> [Prompt]: Pictures within the data are to be left out; everything else must be reproduced exactly.

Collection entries
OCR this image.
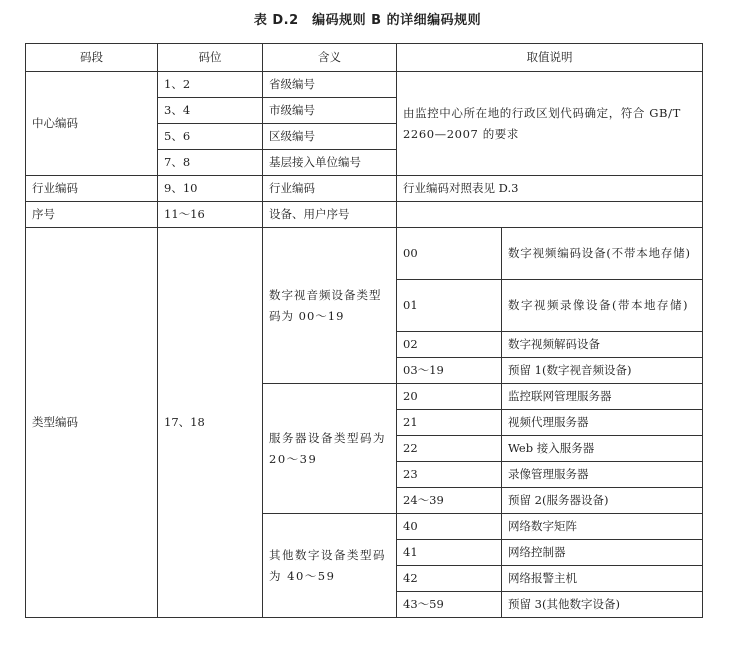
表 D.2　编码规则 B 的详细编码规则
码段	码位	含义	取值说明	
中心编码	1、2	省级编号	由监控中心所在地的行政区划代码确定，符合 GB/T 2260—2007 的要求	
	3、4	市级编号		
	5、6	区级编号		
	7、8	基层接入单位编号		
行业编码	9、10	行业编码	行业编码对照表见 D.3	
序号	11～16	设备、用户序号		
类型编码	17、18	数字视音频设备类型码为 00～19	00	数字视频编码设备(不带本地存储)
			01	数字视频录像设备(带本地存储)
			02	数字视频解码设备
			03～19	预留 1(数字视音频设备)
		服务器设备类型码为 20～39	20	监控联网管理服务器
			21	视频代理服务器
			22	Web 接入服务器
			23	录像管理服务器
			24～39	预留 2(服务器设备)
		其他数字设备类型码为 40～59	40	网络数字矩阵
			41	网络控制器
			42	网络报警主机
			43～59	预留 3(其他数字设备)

> [Output of the exercise]:
OCR this image.
表 D.2　编码规则 B 的详细编码规则
码段	码位	含义	取值说明	
中心编码	1、2	省级编号	由监控中心所在地的行政区划代码确定，符合 GB/T 2260—2007 的要求	
	3、4	市级编号		
	5、6	区级编号		
	7、8	基层接入单位编号		
行业编码	9、10	行业编码	行业编码对照表见 D.3	
序号	11～16	设备、用户序号		
类型编码	17、18	数字视音频设备类型码为 00～19	00	数字视频编码设备(不带本地存储)
			01	数字视频录像设备(带本地存储)
			02	数字视频解码设备
			03～19	预留 1(数字视音频设备)
		服务器设备类型码为 20～39	20	监控联网管理服务器
			21	视频代理服务器
			22	Web 接入服务器
			23	录像管理服务器
			24～39	预留 2(服务器设备)
		其他数字设备类型码为 40～59	40	网络数字矩阵
			41	网络控制器
			42	网络报警主机
			43～59	预留 3(其他数字设备)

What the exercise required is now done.